§ **What to produce**: Copy out the data below, reproducing each line as it appears.
— START OF Material —
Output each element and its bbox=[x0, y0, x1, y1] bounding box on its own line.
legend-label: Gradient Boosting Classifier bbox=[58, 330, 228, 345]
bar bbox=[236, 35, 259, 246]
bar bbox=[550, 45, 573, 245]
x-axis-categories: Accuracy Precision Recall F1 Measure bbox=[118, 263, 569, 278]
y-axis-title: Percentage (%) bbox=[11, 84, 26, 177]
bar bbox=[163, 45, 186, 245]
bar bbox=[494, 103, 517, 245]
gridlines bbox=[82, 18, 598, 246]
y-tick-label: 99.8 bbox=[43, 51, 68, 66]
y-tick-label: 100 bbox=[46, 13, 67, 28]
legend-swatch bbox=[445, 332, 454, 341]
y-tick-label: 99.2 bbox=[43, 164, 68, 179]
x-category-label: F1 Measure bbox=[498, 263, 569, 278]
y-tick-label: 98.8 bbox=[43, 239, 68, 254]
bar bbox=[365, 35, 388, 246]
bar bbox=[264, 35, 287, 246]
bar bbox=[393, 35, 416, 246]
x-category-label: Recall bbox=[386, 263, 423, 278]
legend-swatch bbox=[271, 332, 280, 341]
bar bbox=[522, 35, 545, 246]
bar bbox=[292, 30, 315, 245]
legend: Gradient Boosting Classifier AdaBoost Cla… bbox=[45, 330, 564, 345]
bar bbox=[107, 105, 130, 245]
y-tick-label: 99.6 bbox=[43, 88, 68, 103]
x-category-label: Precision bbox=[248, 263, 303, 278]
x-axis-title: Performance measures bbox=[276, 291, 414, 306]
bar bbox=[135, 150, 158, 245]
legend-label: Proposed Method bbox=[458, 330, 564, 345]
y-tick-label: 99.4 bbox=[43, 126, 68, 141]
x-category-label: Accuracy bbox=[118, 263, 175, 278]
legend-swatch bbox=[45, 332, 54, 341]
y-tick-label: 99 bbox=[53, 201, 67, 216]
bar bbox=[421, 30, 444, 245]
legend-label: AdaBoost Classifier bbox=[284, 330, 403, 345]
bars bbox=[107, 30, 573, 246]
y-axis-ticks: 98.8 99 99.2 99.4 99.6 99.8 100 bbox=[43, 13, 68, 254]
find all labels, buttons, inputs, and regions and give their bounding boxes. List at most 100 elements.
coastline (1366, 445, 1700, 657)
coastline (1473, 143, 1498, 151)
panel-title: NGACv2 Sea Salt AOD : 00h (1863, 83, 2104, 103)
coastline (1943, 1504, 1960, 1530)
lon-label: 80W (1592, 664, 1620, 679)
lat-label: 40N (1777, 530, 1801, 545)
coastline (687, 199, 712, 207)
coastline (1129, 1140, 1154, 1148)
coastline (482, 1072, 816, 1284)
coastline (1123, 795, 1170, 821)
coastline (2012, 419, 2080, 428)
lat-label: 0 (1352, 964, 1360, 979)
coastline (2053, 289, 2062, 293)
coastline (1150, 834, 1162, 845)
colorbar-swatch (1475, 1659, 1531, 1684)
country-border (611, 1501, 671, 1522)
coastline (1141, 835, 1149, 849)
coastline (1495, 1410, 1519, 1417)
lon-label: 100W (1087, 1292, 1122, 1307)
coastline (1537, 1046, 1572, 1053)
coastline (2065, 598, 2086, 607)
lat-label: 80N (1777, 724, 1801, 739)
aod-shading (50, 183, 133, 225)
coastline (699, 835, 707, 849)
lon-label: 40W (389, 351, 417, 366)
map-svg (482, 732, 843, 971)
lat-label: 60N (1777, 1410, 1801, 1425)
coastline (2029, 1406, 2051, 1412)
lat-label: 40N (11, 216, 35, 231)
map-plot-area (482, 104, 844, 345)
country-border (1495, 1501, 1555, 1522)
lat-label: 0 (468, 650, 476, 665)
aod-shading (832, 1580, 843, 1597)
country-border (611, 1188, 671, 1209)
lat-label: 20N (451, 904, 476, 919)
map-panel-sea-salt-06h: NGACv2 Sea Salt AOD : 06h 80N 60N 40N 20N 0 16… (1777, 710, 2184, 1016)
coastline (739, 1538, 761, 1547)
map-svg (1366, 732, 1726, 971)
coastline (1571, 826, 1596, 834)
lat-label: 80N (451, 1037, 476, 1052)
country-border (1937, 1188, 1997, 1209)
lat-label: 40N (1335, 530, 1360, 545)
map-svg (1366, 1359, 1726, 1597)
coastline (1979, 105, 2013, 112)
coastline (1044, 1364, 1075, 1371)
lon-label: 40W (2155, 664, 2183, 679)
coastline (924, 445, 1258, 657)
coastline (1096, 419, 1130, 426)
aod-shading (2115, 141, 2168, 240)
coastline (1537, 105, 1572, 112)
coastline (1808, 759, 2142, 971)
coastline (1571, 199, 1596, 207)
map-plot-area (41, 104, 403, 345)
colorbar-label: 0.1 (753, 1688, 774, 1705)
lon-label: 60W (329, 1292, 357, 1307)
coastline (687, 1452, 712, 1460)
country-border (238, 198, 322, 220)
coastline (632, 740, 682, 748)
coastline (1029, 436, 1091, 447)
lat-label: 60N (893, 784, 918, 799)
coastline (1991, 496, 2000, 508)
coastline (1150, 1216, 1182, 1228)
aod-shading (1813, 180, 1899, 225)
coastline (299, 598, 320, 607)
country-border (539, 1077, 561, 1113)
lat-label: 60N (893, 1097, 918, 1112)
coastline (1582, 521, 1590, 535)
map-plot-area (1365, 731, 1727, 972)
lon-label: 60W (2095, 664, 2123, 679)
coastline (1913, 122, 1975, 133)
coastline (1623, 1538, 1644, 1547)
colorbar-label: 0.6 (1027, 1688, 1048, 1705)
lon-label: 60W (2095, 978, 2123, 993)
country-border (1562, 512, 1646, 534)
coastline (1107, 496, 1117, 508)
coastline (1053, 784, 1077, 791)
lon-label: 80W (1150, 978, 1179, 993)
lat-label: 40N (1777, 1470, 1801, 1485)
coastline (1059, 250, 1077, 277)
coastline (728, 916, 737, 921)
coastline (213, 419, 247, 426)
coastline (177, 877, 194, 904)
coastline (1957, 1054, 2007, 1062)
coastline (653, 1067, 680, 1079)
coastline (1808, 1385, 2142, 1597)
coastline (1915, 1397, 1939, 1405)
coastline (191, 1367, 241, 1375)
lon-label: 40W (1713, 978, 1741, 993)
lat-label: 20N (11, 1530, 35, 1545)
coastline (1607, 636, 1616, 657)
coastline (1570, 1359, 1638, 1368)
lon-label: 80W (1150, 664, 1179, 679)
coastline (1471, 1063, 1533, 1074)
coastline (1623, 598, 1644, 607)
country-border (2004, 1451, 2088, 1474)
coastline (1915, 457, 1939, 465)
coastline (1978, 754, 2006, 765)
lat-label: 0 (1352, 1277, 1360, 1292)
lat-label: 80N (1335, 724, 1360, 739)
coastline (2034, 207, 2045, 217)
— END OF Material —
§ **Final result**:
Output each element and its bbox=[x0, y0, x1, y1] bounding box on its own line.
legend-label: Gradient Boosting Classifier bbox=[58, 330, 228, 345]
bar bbox=[236, 35, 259, 246]
bar bbox=[550, 45, 573, 245]
x-axis-categories: Accuracy Precision Recall F1 Measure bbox=[118, 263, 569, 278]
y-axis-title: Percentage (%) bbox=[11, 84, 26, 177]
bar bbox=[163, 45, 186, 245]
bar bbox=[494, 103, 517, 245]
gridlines bbox=[82, 18, 598, 246]
y-tick-label: 99.8 bbox=[43, 51, 68, 66]
y-tick-label: 100 bbox=[46, 13, 67, 28]
legend-swatch bbox=[445, 332, 454, 341]
y-tick-label: 99.2 bbox=[43, 164, 68, 179]
x-category-label: F1 Measure bbox=[498, 263, 569, 278]
y-tick-label: 98.8 bbox=[43, 239, 68, 254]
bar bbox=[365, 35, 388, 246]
bar bbox=[264, 35, 287, 246]
bar bbox=[393, 35, 416, 246]
x-category-label: Recall bbox=[386, 263, 423, 278]
legend-swatch bbox=[271, 332, 280, 341]
bar bbox=[522, 35, 545, 246]
bar bbox=[292, 30, 315, 245]
legend: Gradient Boosting Classifier AdaBoost Cla… bbox=[45, 330, 564, 345]
bar bbox=[107, 105, 130, 245]
y-tick-label: 99.6 bbox=[43, 88, 68, 103]
x-category-label: Precision bbox=[248, 263, 303, 278]
x-axis-title: Performance measures bbox=[276, 291, 414, 306]
bar bbox=[135, 150, 158, 245]
legend-label: Proposed Method bbox=[458, 330, 564, 345]
y-tick-label: 99.4 bbox=[43, 126, 68, 141]
x-category-label: Accuracy bbox=[118, 263, 175, 278]
legend-swatch bbox=[45, 332, 54, 341]
y-tick-label: 99 bbox=[53, 201, 67, 216]
bar bbox=[421, 30, 444, 245]
legend-label: AdaBoost Classifier bbox=[284, 330, 403, 345]
bars bbox=[107, 30, 573, 246]
y-axis-ticks: 98.8 99 99.2 99.4 99.6 99.8 100 bbox=[43, 13, 68, 254]
find all labels, buttons, inputs, and regions and give their bounding boxes. List at most 100 elements.
coastline (1366, 445, 1700, 657)
coastline (1473, 143, 1498, 151)
panel-title: NGACv2 Sea Salt AOD : 00h (1863, 83, 2104, 103)
coastline (1943, 1504, 1960, 1530)
lon-label: 80W (1592, 664, 1620, 679)
lat-label: 40N (1777, 530, 1801, 545)
coastline (687, 199, 712, 207)
coastline (1129, 1140, 1154, 1148)
coastline (482, 1072, 816, 1284)
coastline (1123, 795, 1170, 821)
coastline (2012, 419, 2080, 428)
lat-label: 0 (1352, 964, 1360, 979)
coastline (2053, 289, 2062, 293)
coastline (1150, 834, 1162, 845)
colorbar-swatch (1475, 1659, 1531, 1684)
country-border (611, 1501, 671, 1522)
coastline (1141, 835, 1149, 849)
coastline (1495, 1410, 1519, 1417)
lon-label: 100W (1087, 1292, 1122, 1307)
coastline (1537, 1046, 1572, 1053)
coastline (2065, 598, 2086, 607)
lat-label: 80N (1777, 724, 1801, 739)
aod-shading (50, 183, 133, 225)
coastline (699, 835, 707, 849)
lon-label: 40W (389, 351, 417, 366)
map-svg (482, 732, 843, 971)
lat-label: 60N (1777, 1410, 1801, 1425)
coastline (2029, 1406, 2051, 1412)
lat-label: 40N (11, 216, 35, 231)
map-plot-area (482, 104, 844, 345)
country-border (1495, 1501, 1555, 1522)
lat-label: 0 (468, 650, 476, 665)
aod-shading (832, 1580, 843, 1597)
country-border (611, 1188, 671, 1209)
lat-label: 20N (451, 904, 476, 919)
map-panel-sea-salt-06h: NGACv2 Sea Salt AOD : 06h 80N 60N 40N 20N 0 16… (1777, 710, 2184, 1016)
coastline (739, 1538, 761, 1547)
map-svg (1366, 732, 1726, 971)
coastline (1571, 826, 1596, 834)
lat-label: 80N (451, 1037, 476, 1052)
country-border (1937, 1188, 1997, 1209)
lat-label: 40N (1335, 530, 1360, 545)
map-svg (1366, 1359, 1726, 1597)
coastline (1979, 105, 2013, 112)
coastline (1044, 1364, 1075, 1371)
lon-label: 40W (2155, 664, 2183, 679)
coastline (924, 445, 1258, 657)
coastline (1096, 419, 1130, 426)
aod-shading (2115, 141, 2168, 240)
coastline (1537, 105, 1572, 112)
coastline (1808, 759, 2142, 971)
coastline (1571, 199, 1596, 207)
map-plot-area (41, 104, 403, 345)
colorbar-label: 0.1 (753, 1688, 774, 1705)
lon-label: 60W (329, 1292, 357, 1307)
coastline (687, 1452, 712, 1460)
country-border (238, 198, 322, 220)
coastline (632, 740, 682, 748)
coastline (1029, 436, 1091, 447)
lat-label: 60N (893, 784, 918, 799)
coastline (1991, 496, 2000, 508)
coastline (1150, 1216, 1182, 1228)
aod-shading (1813, 180, 1899, 225)
coastline (299, 598, 320, 607)
country-border (539, 1077, 561, 1113)
lat-label: 60N (893, 1097, 918, 1112)
coastline (1582, 521, 1590, 535)
map-plot-area (1365, 731, 1727, 972)
lon-label: 60W (2095, 664, 2123, 679)
coastline (1913, 122, 1975, 133)
coastline (1623, 1538, 1644, 1547)
colorbar-label: 0.6 (1027, 1688, 1048, 1705)
lon-label: 60W (2095, 978, 2123, 993)
country-border (1562, 512, 1646, 534)
coastline (1107, 496, 1117, 508)
coastline (1053, 784, 1077, 791)
lon-label: 80W (1150, 978, 1179, 993)
lat-label: 40N (1777, 1470, 1801, 1485)
coastline (1059, 250, 1077, 277)
coastline (728, 916, 737, 921)
coastline (213, 419, 247, 426)
coastline (177, 877, 194, 904)
coastline (1957, 1054, 2007, 1062)
coastline (653, 1067, 680, 1079)
coastline (1808, 1385, 2142, 1597)
coastline (1915, 1397, 1939, 1405)
coastline (191, 1367, 241, 1375)
lon-label: 40W (1713, 978, 1741, 993)
lat-label: 20N (11, 1530, 35, 1545)
coastline (1607, 636, 1616, 657)
coastline (1570, 1359, 1638, 1368)
lon-label: 80W (1150, 664, 1179, 679)
coastline (1471, 1063, 1533, 1074)
coastline (1623, 598, 1644, 607)
country-border (2004, 1451, 2088, 1474)
coastline (1915, 457, 1939, 465)
coastline (1978, 754, 2006, 765)
lat-label: 0 (1352, 1277, 1360, 1292)
lat-label: 80N (1335, 724, 1360, 739)
coastline (2034, 207, 2045, 217)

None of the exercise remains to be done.